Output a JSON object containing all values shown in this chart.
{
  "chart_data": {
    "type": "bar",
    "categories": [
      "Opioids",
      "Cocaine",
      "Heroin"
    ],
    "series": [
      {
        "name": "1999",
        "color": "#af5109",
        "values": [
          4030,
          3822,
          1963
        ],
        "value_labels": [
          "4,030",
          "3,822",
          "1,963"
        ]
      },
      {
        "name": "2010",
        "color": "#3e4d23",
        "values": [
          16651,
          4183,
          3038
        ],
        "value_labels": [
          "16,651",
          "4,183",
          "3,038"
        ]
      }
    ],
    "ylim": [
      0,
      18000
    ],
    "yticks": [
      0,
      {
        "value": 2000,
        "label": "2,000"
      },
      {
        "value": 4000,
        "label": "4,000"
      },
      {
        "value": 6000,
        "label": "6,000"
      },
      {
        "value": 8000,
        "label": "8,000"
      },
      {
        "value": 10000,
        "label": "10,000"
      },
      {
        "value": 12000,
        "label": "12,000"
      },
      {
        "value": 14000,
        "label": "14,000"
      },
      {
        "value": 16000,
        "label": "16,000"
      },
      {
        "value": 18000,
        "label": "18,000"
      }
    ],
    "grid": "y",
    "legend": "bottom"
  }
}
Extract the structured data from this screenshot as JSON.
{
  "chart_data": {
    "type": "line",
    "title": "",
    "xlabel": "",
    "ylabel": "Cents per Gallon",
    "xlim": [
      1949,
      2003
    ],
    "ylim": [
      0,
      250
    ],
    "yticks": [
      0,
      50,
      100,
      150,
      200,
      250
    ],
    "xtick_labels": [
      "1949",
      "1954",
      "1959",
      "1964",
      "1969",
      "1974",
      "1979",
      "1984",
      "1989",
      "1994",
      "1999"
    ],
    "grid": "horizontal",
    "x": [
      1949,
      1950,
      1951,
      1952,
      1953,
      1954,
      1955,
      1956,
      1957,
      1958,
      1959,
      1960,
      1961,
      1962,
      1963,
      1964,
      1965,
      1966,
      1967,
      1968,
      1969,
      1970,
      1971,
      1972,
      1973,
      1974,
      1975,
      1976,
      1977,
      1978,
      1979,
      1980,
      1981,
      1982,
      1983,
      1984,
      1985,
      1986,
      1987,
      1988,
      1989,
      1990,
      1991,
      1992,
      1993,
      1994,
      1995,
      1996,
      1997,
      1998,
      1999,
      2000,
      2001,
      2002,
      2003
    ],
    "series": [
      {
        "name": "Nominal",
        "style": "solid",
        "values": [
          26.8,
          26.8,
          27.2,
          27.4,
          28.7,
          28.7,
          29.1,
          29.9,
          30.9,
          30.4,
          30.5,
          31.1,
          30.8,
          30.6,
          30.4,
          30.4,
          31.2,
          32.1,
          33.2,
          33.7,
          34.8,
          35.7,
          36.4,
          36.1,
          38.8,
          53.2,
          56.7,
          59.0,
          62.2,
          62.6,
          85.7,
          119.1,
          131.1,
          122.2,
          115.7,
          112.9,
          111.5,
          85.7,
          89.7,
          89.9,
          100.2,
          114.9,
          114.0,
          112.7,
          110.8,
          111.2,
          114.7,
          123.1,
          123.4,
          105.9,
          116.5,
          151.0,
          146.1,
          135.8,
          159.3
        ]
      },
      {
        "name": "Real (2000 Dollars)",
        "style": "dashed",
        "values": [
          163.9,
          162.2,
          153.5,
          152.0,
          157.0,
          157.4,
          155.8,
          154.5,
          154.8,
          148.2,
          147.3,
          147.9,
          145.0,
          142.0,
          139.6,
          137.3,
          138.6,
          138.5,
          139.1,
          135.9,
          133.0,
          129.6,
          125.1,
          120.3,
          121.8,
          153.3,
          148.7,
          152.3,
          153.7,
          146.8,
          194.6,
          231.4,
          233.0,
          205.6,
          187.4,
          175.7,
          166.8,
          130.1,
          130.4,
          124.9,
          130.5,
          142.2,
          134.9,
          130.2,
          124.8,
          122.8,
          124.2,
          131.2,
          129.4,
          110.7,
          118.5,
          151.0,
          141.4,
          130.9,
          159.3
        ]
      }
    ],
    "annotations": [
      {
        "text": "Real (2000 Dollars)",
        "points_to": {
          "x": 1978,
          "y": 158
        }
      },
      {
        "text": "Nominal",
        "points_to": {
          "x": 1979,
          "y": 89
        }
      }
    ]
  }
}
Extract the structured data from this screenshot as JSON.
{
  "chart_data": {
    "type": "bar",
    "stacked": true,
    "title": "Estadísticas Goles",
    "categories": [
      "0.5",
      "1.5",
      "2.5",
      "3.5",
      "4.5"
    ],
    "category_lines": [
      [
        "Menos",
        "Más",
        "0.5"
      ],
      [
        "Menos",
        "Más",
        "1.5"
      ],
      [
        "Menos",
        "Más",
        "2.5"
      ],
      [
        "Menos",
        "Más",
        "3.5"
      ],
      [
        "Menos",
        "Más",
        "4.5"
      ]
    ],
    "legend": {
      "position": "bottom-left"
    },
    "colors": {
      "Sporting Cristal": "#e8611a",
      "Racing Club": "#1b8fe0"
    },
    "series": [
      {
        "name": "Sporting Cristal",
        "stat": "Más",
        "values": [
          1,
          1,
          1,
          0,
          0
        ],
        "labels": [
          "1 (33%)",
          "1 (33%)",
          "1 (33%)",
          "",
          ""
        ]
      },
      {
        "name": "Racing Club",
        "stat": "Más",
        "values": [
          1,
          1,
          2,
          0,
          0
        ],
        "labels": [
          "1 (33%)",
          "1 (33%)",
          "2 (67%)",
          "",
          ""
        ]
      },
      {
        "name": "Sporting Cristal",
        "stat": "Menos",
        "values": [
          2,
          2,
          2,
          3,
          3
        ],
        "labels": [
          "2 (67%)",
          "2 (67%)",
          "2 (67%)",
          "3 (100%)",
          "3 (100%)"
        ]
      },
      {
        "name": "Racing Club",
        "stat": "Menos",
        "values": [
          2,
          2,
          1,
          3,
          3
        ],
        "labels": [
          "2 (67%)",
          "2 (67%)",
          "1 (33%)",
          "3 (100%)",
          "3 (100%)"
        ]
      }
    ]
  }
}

·····

Task requirements
Extract the whole listing, character for character.

Result for this exercise
Output a JSON object containing all values shown in this chart.
{
  "chart_data": {
    "type": "bar",
    "categories": [
      "Opioids",
      "Cocaine",
      "Heroin"
    ],
    "series": [
      {
        "name": "1999",
        "color": "#af5109",
        "values": [
          4030,
          3822,
          1963
        ],
        "value_labels": [
          "4,030",
          "3,822",
          "1,963"
        ]
      },
      {
        "name": "2010",
        "color": "#3e4d23",
        "values": [
          16651,
          4183,
          3038
        ],
        "value_labels": [
          "16,651",
          "4,183",
          "3,038"
        ]
      }
    ],
    "ylim": [
      0,
      18000
    ],
    "yticks": [
      0,
      {
        "value": 2000,
        "label": "2,000"
      },
      {
        "value": 4000,
        "label": "4,000"
      },
      {
        "value": 6000,
        "label": "6,000"
      },
      {
        "value": 8000,
        "label": "8,000"
      },
      {
        "value": 10000,
        "label": "10,000"
      },
      {
        "value": 12000,
        "label": "12,000"
      },
      {
        "value": 14000,
        "label": "14,000"
      },
      {
        "value": 16000,
        "label": "16,000"
      },
      {
        "value": 18000,
        "label": "18,000"
      }
    ],
    "grid": "y",
    "legend": "bottom"
  }
}
Extract the structured data from this screenshot as JSON.
{
  "chart_data": {
    "type": "line",
    "title": "",
    "xlabel": "",
    "ylabel": "Cents per Gallon",
    "xlim": [
      1949,
      2003
    ],
    "ylim": [
      0,
      250
    ],
    "yticks": [
      0,
      50,
      100,
      150,
      200,
      250
    ],
    "xtick_labels": [
      "1949",
      "1954",
      "1959",
      "1964",
      "1969",
      "1974",
      "1979",
      "1984",
      "1989",
      "1994",
      "1999"
    ],
    "grid": "horizontal",
    "x": [
      1949,
      1950,
      1951,
      1952,
      1953,
      1954,
      1955,
      1956,
      1957,
      1958,
      1959,
      1960,
      1961,
      1962,
      1963,
      1964,
      1965,
      1966,
      1967,
      1968,
      1969,
      1970,
      1971,
      1972,
      1973,
      1974,
      1975,
      1976,
      1977,
      1978,
      1979,
      1980,
      1981,
      1982,
      1983,
      1984,
      1985,
      1986,
      1987,
      1988,
      1989,
      1990,
      1991,
      1992,
      1993,
      1994,
      1995,
      1996,
      1997,
      1998,
      1999,
      2000,
      2001,
      2002,
      2003
    ],
    "series": [
      {
        "name": "Nominal",
        "style": "solid",
        "values": [
          26.8,
          26.8,
          27.2,
          27.4,
          28.7,
          28.7,
          29.1,
          29.9,
          30.9,
          30.4,
          30.5,
          31.1,
          30.8,
          30.6,
          30.4,
          30.4,
          31.2,
          32.1,
          33.2,
          33.7,
          34.8,
          35.7,
          36.4,
          36.1,
          38.8,
          53.2,
          56.7,
          59.0,
          62.2,
          62.6,
          85.7,
          119.1,
          131.1,
          122.2,
          115.7,
          112.9,
          111.5,
          85.7,
          89.7,
          89.9,
          100.2,
          114.9,
          114.0,
          112.7,
          110.8,
          111.2,
          114.7,
          123.1,
          123.4,
          105.9,
          116.5,
          151.0,
          146.1,
          135.8,
          159.3
        ]
      },
      {
        "name": "Real (2000 Dollars)",
        "style": "dashed",
        "values": [
          163.9,
          162.2,
          153.5,
          152.0,
          157.0,
          157.4,
          155.8,
          154.5,
          154.8,
          148.2,
          147.3,
          147.9,
          145.0,
          142.0,
          139.6,
          137.3,
          138.6,
          138.5,
          139.1,
          135.9,
          133.0,
          129.6,
          125.1,
          120.3,
          121.8,
          153.3,
          148.7,
          152.3,
          153.7,
          146.8,
          194.6,
          231.4,
          233.0,
          205.6,
          187.4,
          175.7,
          166.8,
          130.1,
          130.4,
          124.9,
          130.5,
          142.2,
          134.9,
          130.2,
          124.8,
          122.8,
          124.2,
          131.2,
          129.4,
          110.7,
          118.5,
          151.0,
          141.4,
          130.9,
          159.3
        ]
      }
    ],
    "annotations": [
      {
        "text": "Real (2000 Dollars)",
        "points_to": {
          "x": 1978,
          "y": 158
        }
      },
      {
        "text": "Nominal",
        "points_to": {
          "x": 1979,
          "y": 89
        }
      }
    ]
  }
}
Extract the structured data from this screenshot as JSON.
{
  "chart_data": {
    "type": "bar",
    "stacked": true,
    "title": "Estadísticas Goles",
    "categories": [
      "0.5",
      "1.5",
      "2.5",
      "3.5",
      "4.5"
    ],
    "category_lines": [
      [
        "Menos",
        "Más",
        "0.5"
      ],
      [
        "Menos",
        "Más",
        "1.5"
      ],
      [
        "Menos",
        "Más",
        "2.5"
      ],
      [
        "Menos",
        "Más",
        "3.5"
      ],
      [
        "Menos",
        "Más",
        "4.5"
      ]
    ],
    "legend": {
      "position": "bottom-left"
    },
    "colors": {
      "Sporting Cristal": "#e8611a",
      "Racing Club": "#1b8fe0"
    },
    "series": [
      {
        "name": "Sporting Cristal",
        "stat": "Más",
        "values": [
          1,
          1,
          1,
          0,
          0
        ],
        "labels": [
          "1 (33%)",
          "1 (33%)",
          "1 (33%)",
          "",
          ""
        ]
      },
      {
        "name": "Racing Club",
        "stat": "Más",
        "values": [
          1,
          1,
          2,
          0,
          0
        ],
        "labels": [
          "1 (33%)",
          "1 (33%)",
          "2 (67%)",
          "",
          ""
        ]
      },
      {
        "name": "Sporting Cristal",
        "stat": "Menos",
        "values": [
          2,
          2,
          2,
          3,
          3
        ],
        "labels": [
          "2 (67%)",
          "2 (67%)",
          "2 (67%)",
          "3 (100%)",
          "3 (100%)"
        ]
      },
      {
        "name": "Racing Club",
        "stat": "Menos",
        "values": [
          2,
          2,
          1,
          3,
          3
        ],
        "labels": [
          "2 (67%)",
          "2 (67%)",
          "1 (33%)",
          "3 (100%)",
          "3 (100%)"
        ]
      }
    ]
  }
}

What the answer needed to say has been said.